- _What you need to do_
Copy every record exactly, and keep the pictures out.

>> Begin Provided data

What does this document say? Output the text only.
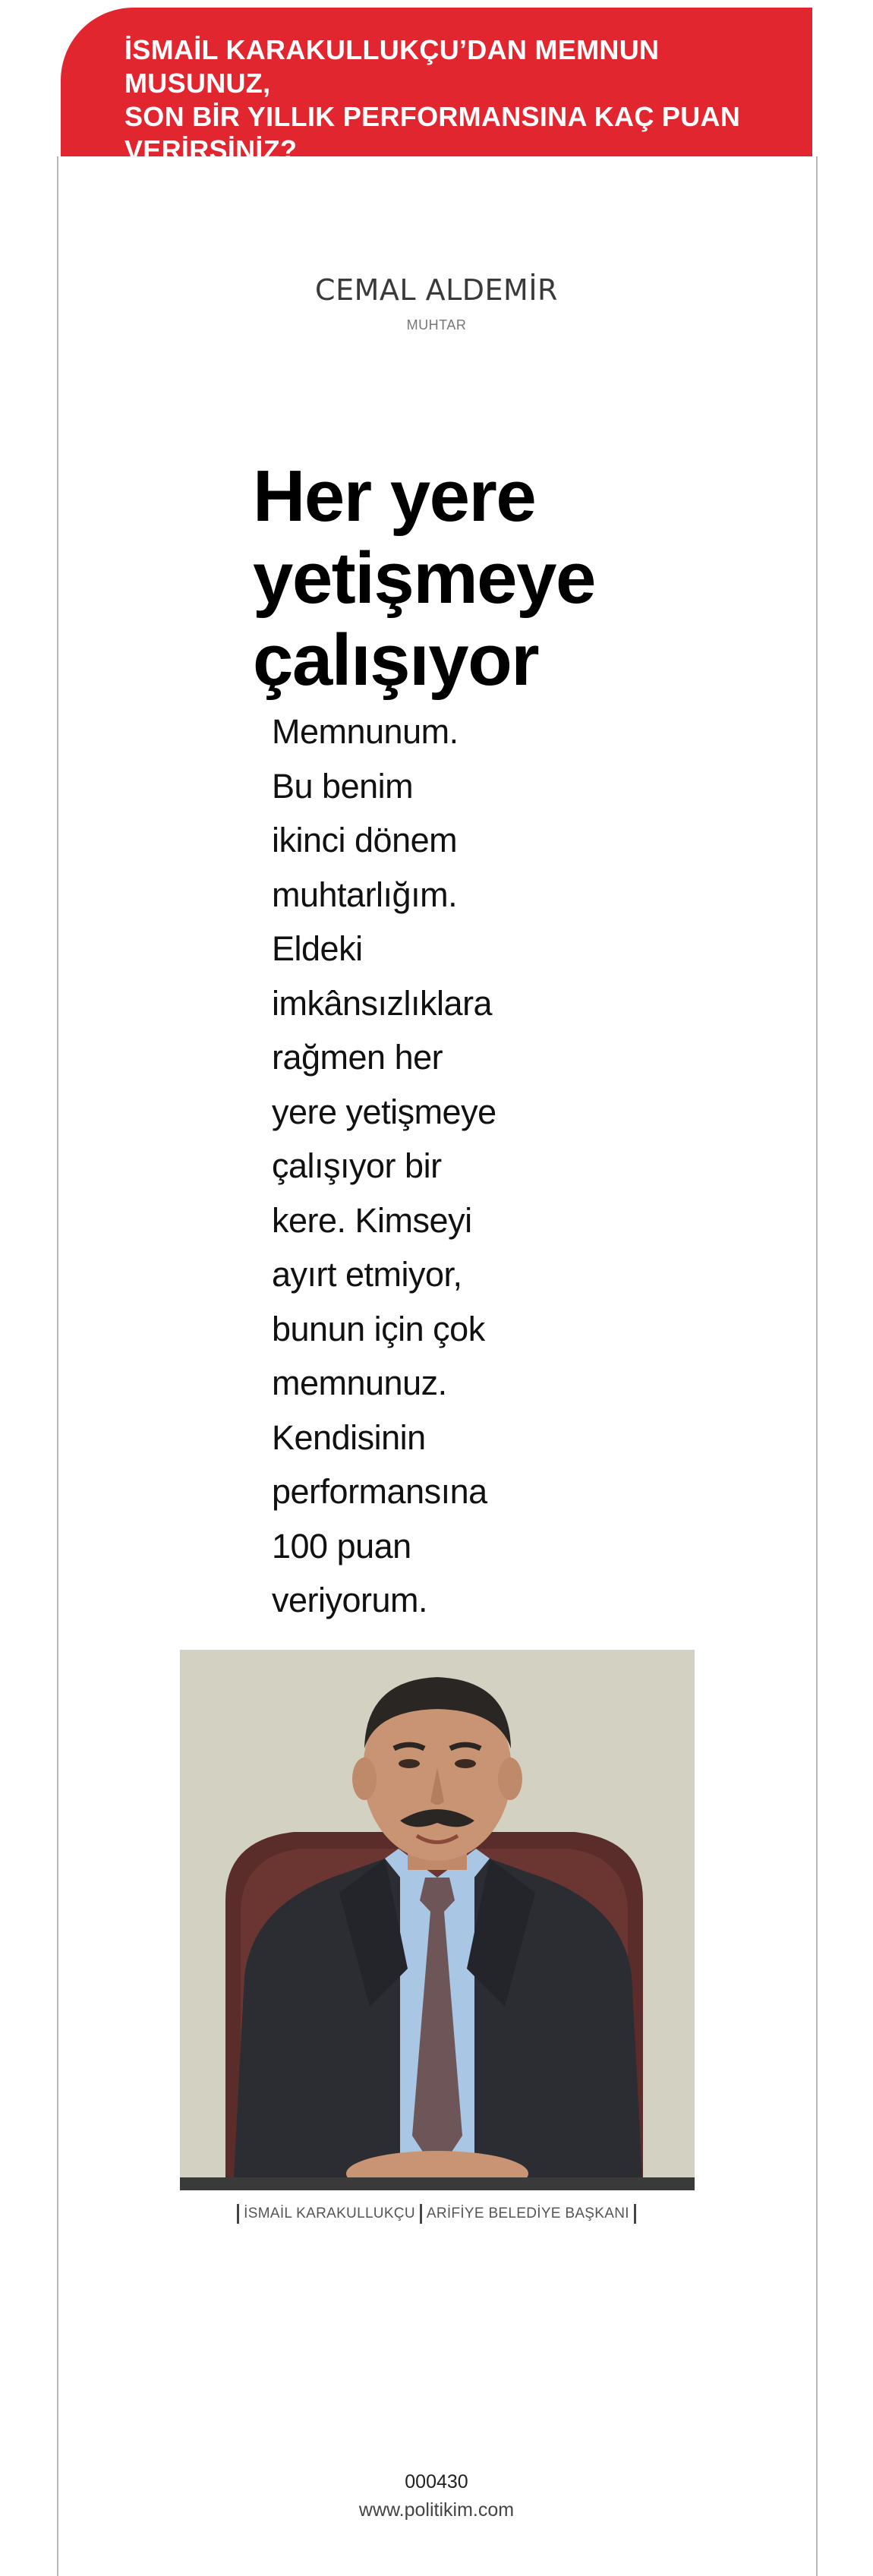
İSMAİL KARAKULLUKÇU’DAN MEMNUN MUSUNUZ,
SON BİR YILLIK PERFORMANSINA KAÇ PUAN
VERİRSİNİZ?
CEMAL ALDEMİR
MUHTAR
Her yere
yetişmeye
çalışıyor
Memnunum.
Bu benim
ikinci dönem
muhtarlığım.
Eldeki
imkânsızlıklara
rağmen her
yere yetişmeye
çalışıyor bir
kere. Kimseyi
ayırt etmiyor,
bunun için çok
memnunuz.
Kendisinin
performansına
100 puan
veriyorum.
İSMAİL KARAKULLUKÇU ARİFİYE BELEDİYE BAŞKANI
000430
www.politikim.com
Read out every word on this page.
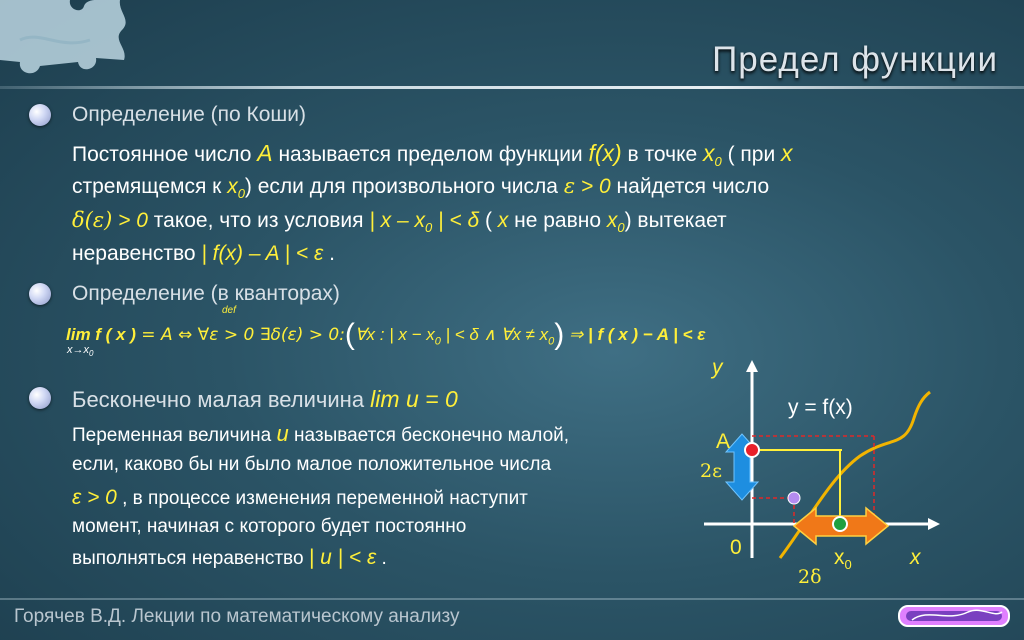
Предел функции
Определение (по Коши)
Постоянное число A называется пределом функции f(x) в точке $x_0$ ( при x
стремящемся к $x_0$) если для произвольного числа ε > 0 найдется число
δ(ε) > 0 такое, что из условия | x – $x_0$ | < δ ( x не равно $x_0$) вытекает
неравенство | f(x) – A | < ε .
Определение (в кванторах)
def
lim f ( x ) = A ⇔ ∀ε > 0 ∃δ(ε) > 0:(∀x : | $x - x_0$ | < δ ∧ ∀x ≠ $x_0$) ⇒ | f ( x ) − A | < ε
$x\to x_0$
Бесконечно малая величина lim u = 0
Переменная величина u называется бесконечно малой,
если, каково бы ни было малое положительное числа
ε > 0 , в процессе изменения переменной наступит
момент, начиная с которого будет постоянно
выполняться неравенство | u | < ε .
y
y = f(x)
A
2ε
0	$x_0$	x
2δ
Горячев В.Д. Лекции по математическому анализу
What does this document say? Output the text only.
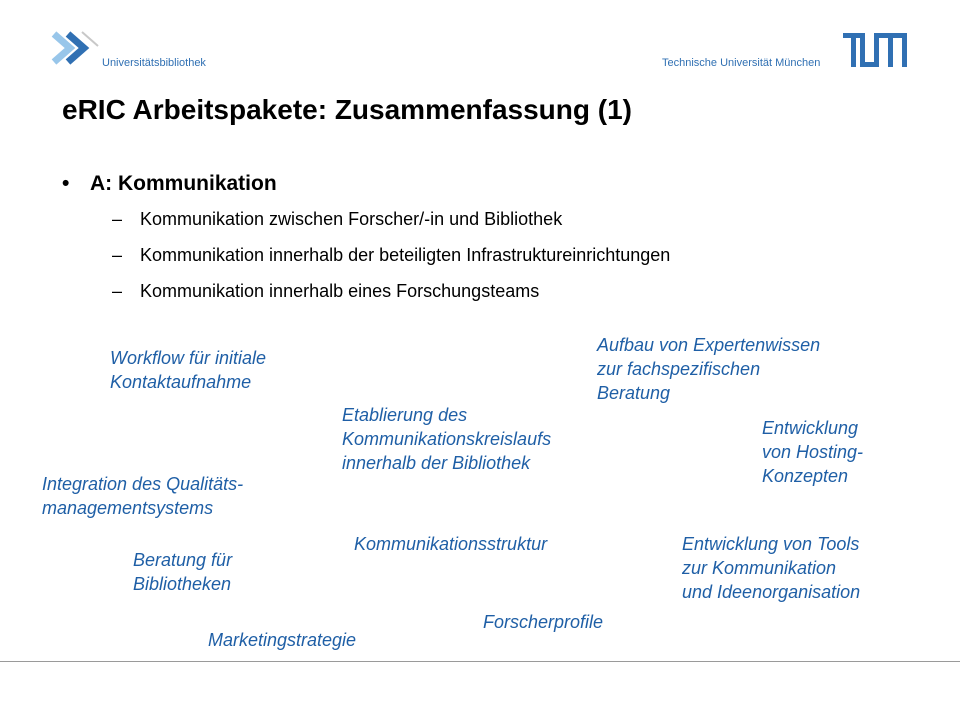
Universitätsbibliothek	Technische Universität München
eRIC Arbeitspakete: Zusammenfassung (1)
• A: Kommunikation
– Kommunikation zwischen Forscher/-in und Bibliothek
– Kommunikation innerhalb der beteiligten Infrastruktureinrichtungen
– Kommunikation innerhalb eines Forschungsteams
Workflow für initiale
Kontaktaufnahme
Aufbau von Expertenwissen
zur fachspezifischen
Beratung
Etablierung des
Kommunikationskreislaufs
innerhalb der Bibliothek
Entwicklung
von Hosting-
Konzepten
Integration des Qualitäts-
managementsystems
Kommunikationsstruktur	Entwicklung von Tools
zur Kommunikation
und Ideenorganisation
Beratung für
Bibliotheken
Forscherprofile
Marketingstrategie
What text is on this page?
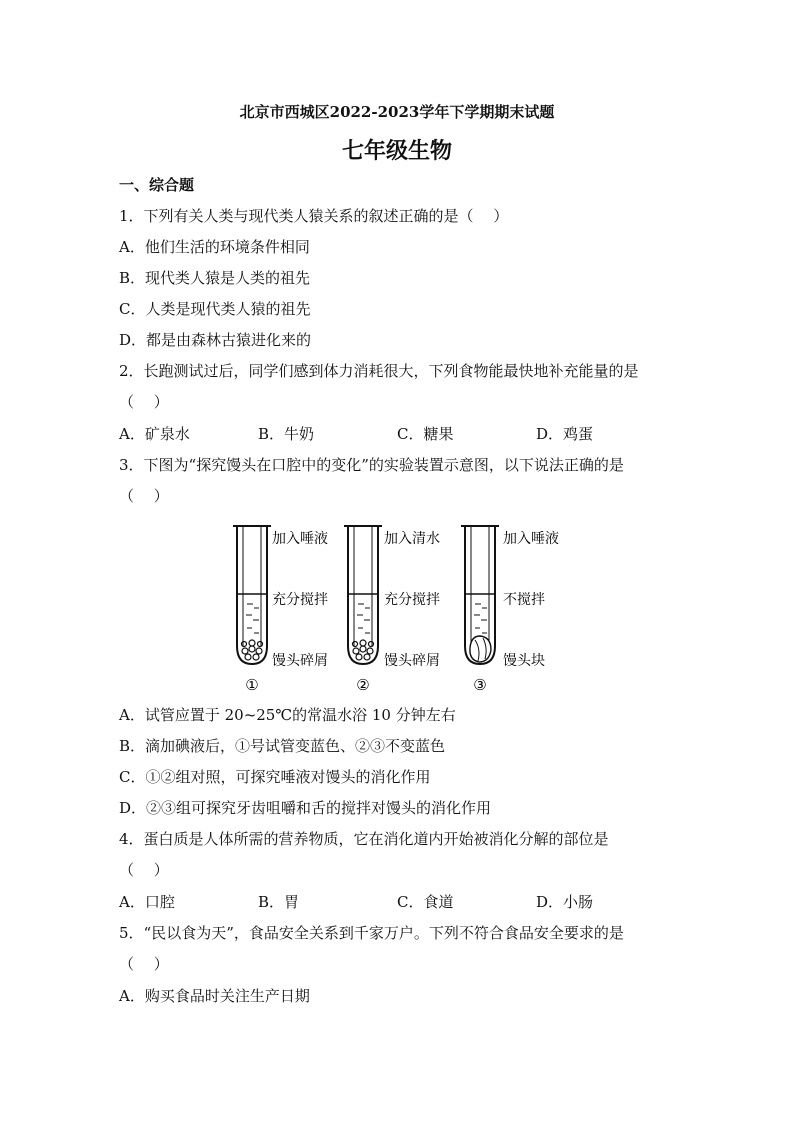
北京市西城区2022-2023学年下学期期末试题
七年级生物
一、综合题
1．下列有关人类与现代类人猿关系的叙述正确的是（　 ）
A．他们生活的环境条件相同
B．现代类人猿是人类的祖先
C．人类是现代类人猿的祖先
D．都是由森林古猿进化来的
2．长跑测试过后，同学们感到体力消耗很大，下列食物能最快地补充能量的是
（　 ）
A．矿泉水	B．牛奶	C．糖果	D．鸡蛋
3．下图为“探究馒头在口腔中的变化”的实验装置示意图，以下说法正确的是
（　 ）
①
加入唾液
充分搅拌
馒头碎屑
②
加入清水
充分搅拌
馒头碎屑
③
加入唾液
不搅拌
馒头块
A．试管应置于 20~25℃的常温水浴 10 分钟左右
B．滴加碘液后，①号试管变蓝色、②③不变蓝色
C．①②组对照，可探究唾液对馒头的消化作用
D．②③组可探究牙齿咀嚼和舌的搅拌对馒头的消化作用
4．蛋白质是人体所需的营养物质，它在消化道内开始被消化分解的部位是
（　 ）
A．口腔	B．胃	C．食道	D．小肠
5．“民以食为天”，食品安全关系到千家万户。下列不符合食品安全要求的是
（　 ）
A．购买食品时关注生产日期
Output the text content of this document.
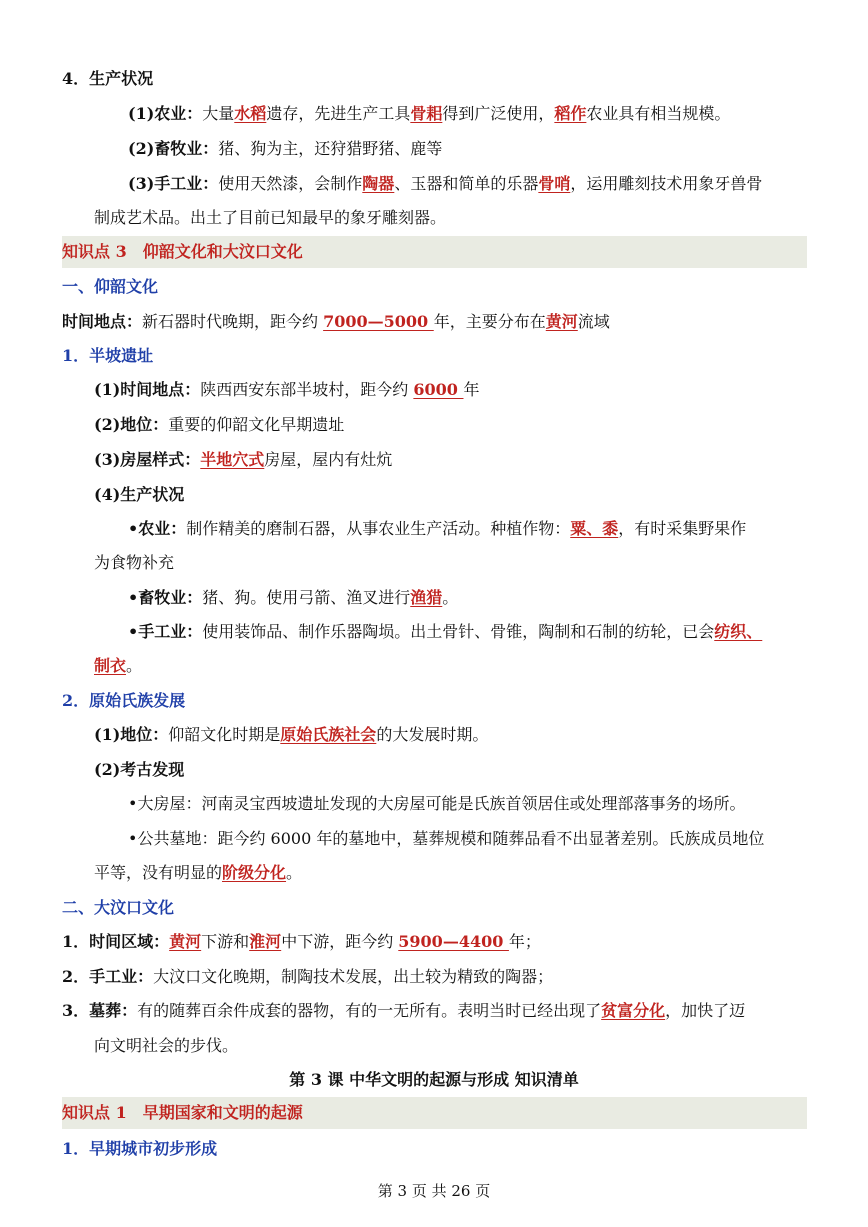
4．生产状况
(1)农业：大量水稻遗存，先进生产工具骨耜得到广泛使用，稻作农业具有相当规模。
(2)畜牧业：猪、狗为主，还狩猎野猪、鹿等
(3)手工业：使用天然漆，会制作陶器、玉器和简单的乐器骨哨，运用雕刻技术用象牙兽骨
制成艺术品。出土了目前已知最早的象牙雕刻器。
知识点 3　仰韶文化和大汶口文化
一、仰韶文化
时间地点：新石器时代晚期，距今约 7000—5000 年，主要分布在黄河流域
1．半坡遗址
(1)时间地点：陕西西安东部半坡村，距今约 6000 年
(2)地位：重要的仰韶文化早期遗址
(3)房屋样式：半地穴式房屋，屋内有灶炕
(4)生产状况
•农业：制作精美的磨制石器，从事农业生产活动。种植作物：粟、黍，有时采集野果作
为食物补充
•畜牧业：猪、狗。使用弓箭、渔叉进行渔猎。
•手工业：使用装饰品、制作乐器陶埙。出土骨针、骨锥，陶制和石制的纺轮，已会纺织、
制衣。
2．原始氏族发展
(1)地位：仰韶文化时期是原始氏族社会的大发展时期。
(2)考古发现
•大房屋：河南灵宝西坡遗址发现的大房屋可能是氏族首领居住或处理部落事务的场所。
•公共墓地：距今约 6000 年的墓地中，墓葬规模和随葬品看不出显著差别。氏族成员地位
平等，没有明显的阶级分化。
二、大汶口文化
1．时间区域：黄河下游和淮河中下游，距今约 5900—4400 年；
2．手工业：大汶口文化晚期，制陶技术发展，出土较为精致的陶器；
3．墓葬：有的随葬百余件成套的器物，有的一无所有。表明当时已经出现了贫富分化，加快了迈
向文明社会的步伐。
第 3 课 中华文明的起源与形成 知识清单
知识点 1　早期国家和文明的起源
1．早期城市初步形成
第 3 页 共 26 页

>> End Provided data

- _Exercise answer_
What does this document say? Output the text only.
İSMAİL KARAKULLUKÇU’DAN MEMNUN MUSUNUZ,
SON BİR YILLIK PERFORMANSINA KAÇ PUAN
VERİRSİNİZ?
CEMAL ALDEMİR
MUHTAR
Her yere
yetişmeye
çalışıyor
Memnunum.
Bu benim
ikinci dönem
muhtarlığım.
Eldeki
imkânsızlıklara
rağmen her
yere yetişmeye
çalışıyor bir
kere. Kimseyi
ayırt etmiyor,
bunun için çok
memnunuz.
Kendisinin
performansına
100 puan
veriyorum.
İSMAİL KARAKULLUKÇU ARİFİYE BELEDİYE BAŞKANI
000430
www.politikim.com
Read out every word on this page.
Предел функции
Определение (по Коши)
Постоянное число A называется пределом функции f(x) в точке $x_0$ ( при x
стремящемся к $x_0$) если для произвольного числа ε > 0 найдется число
δ(ε) > 0 такое, что из условия | x – $x_0$ | < δ ( x не равно $x_0$) вытекает
неравенство | f(x) – A | < ε .
Определение (в кванторах)
def
lim f ( x ) = A ⇔ ∀ε > 0 ∃δ(ε) > 0:(∀x : | $x - x_0$ | < δ ∧ ∀x ≠ $x_0$) ⇒ | f ( x ) − A | < ε
$x\to x_0$
Бесконечно малая величина lim u = 0
Переменная величина u называется бесконечно малой,
если, каково бы ни было малое положительное числа
ε > 0 , в процессе изменения переменной наступит
момент, начиная с которого будет постоянно
выполняться неравенство | u | < ε .
y
y = f(x)
A
2ε
0	$x_0$	x
2δ
Горячев В.Д. Лекции по математическому анализу
What does this document say? Output the text only.
Universitätsbibliothek	Technische Universität München
eRIC Arbeitspakete: Zusammenfassung (1)
• A: Kommunikation
– Kommunikation zwischen Forscher/-in und Bibliothek
– Kommunikation innerhalb der beteiligten Infrastruktureinrichtungen
– Kommunikation innerhalb eines Forschungsteams
Workflow für initiale
Kontaktaufnahme
Aufbau von Expertenwissen
zur fachspezifischen
Beratung
Etablierung des
Kommunikationskreislaufs
innerhalb der Bibliothek
Entwicklung
von Hosting-
Konzepten
Integration des Qualitäts-
managementsystems
Kommunikationsstruktur	Entwicklung von Tools
zur Kommunikation
und Ideenorganisation
Beratung für
Bibliotheken
Forscherprofile
Marketingstrategie
What text is on this page?
北京市西城区2022-2023学年下学期期末试题
七年级生物
一、综合题
1．下列有关人类与现代类人猿关系的叙述正确的是（　 ）
A．他们生活的环境条件相同
B．现代类人猿是人类的祖先
C．人类是现代类人猿的祖先
D．都是由森林古猿进化来的
2．长跑测试过后，同学们感到体力消耗很大，下列食物能最快地补充能量的是
（　 ）
A．矿泉水	B．牛奶	C．糖果	D．鸡蛋
3．下图为“探究馒头在口腔中的变化”的实验装置示意图，以下说法正确的是
（　 ）
①
加入唾液
充分搅拌
馒头碎屑
②
加入清水
充分搅拌
馒头碎屑
③
加入唾液
不搅拌
馒头块
A．试管应置于 20~25℃的常温水浴 10 分钟左右
B．滴加碘液后，①号试管变蓝色、②③不变蓝色
C．①②组对照，可探究唾液对馒头的消化作用
D．②③组可探究牙齿咀嚼和舌的搅拌对馒头的消化作用
4．蛋白质是人体所需的营养物质，它在消化道内开始被消化分解的部位是
（　 ）
A．口腔	B．胃	C．食道	D．小肠
5．“民以食为天”，食品安全关系到千家万户。下列不符合食品安全要求的是
（　 ）
A．购买食品时关注生产日期
Output the text content of this document.
4．生产状况
(1)农业：大量水稻遗存，先进生产工具骨耜得到广泛使用，稻作农业具有相当规模。
(2)畜牧业：猪、狗为主，还狩猎野猪、鹿等
(3)手工业：使用天然漆，会制作陶器、玉器和简单的乐器骨哨，运用雕刻技术用象牙兽骨
制成艺术品。出土了目前已知最早的象牙雕刻器。
知识点 3　仰韶文化和大汶口文化
一、仰韶文化
时间地点：新石器时代晚期，距今约 7000—5000 年，主要分布在黄河流域
1．半坡遗址
(1)时间地点：陕西西安东部半坡村，距今约 6000 年
(2)地位：重要的仰韶文化早期遗址
(3)房屋样式：半地穴式房屋，屋内有灶炕
(4)生产状况
•农业：制作精美的磨制石器，从事农业生产活动。种植作物：粟、黍，有时采集野果作
为食物补充
•畜牧业：猪、狗。使用弓箭、渔叉进行渔猎。
•手工业：使用装饰品、制作乐器陶埙。出土骨针、骨锥，陶制和石制的纺轮，已会纺织、
制衣。
2．原始氏族发展
(1)地位：仰韶文化时期是原始氏族社会的大发展时期。
(2)考古发现
•大房屋：河南灵宝西坡遗址发现的大房屋可能是氏族首领居住或处理部落事务的场所。
•公共墓地：距今约 6000 年的墓地中，墓葬规模和随葬品看不出显著差别。氏族成员地位
平等，没有明显的阶级分化。
二、大汶口文化
1．时间区域：黄河下游和淮河中下游，距今约 5900—4400 年；
2．手工业：大汶口文化晚期，制陶技术发展，出土较为精致的陶器；
3．墓葬：有的随葬百余件成套的器物，有的一无所有。表明当时已经出现了贫富分化，加快了迈
向文明社会的步伐。
第 3 课 中华文明的起源与形成 知识清单
知识点 1　早期国家和文明的起源
1．早期城市初步形成
第 3 页 共 26 页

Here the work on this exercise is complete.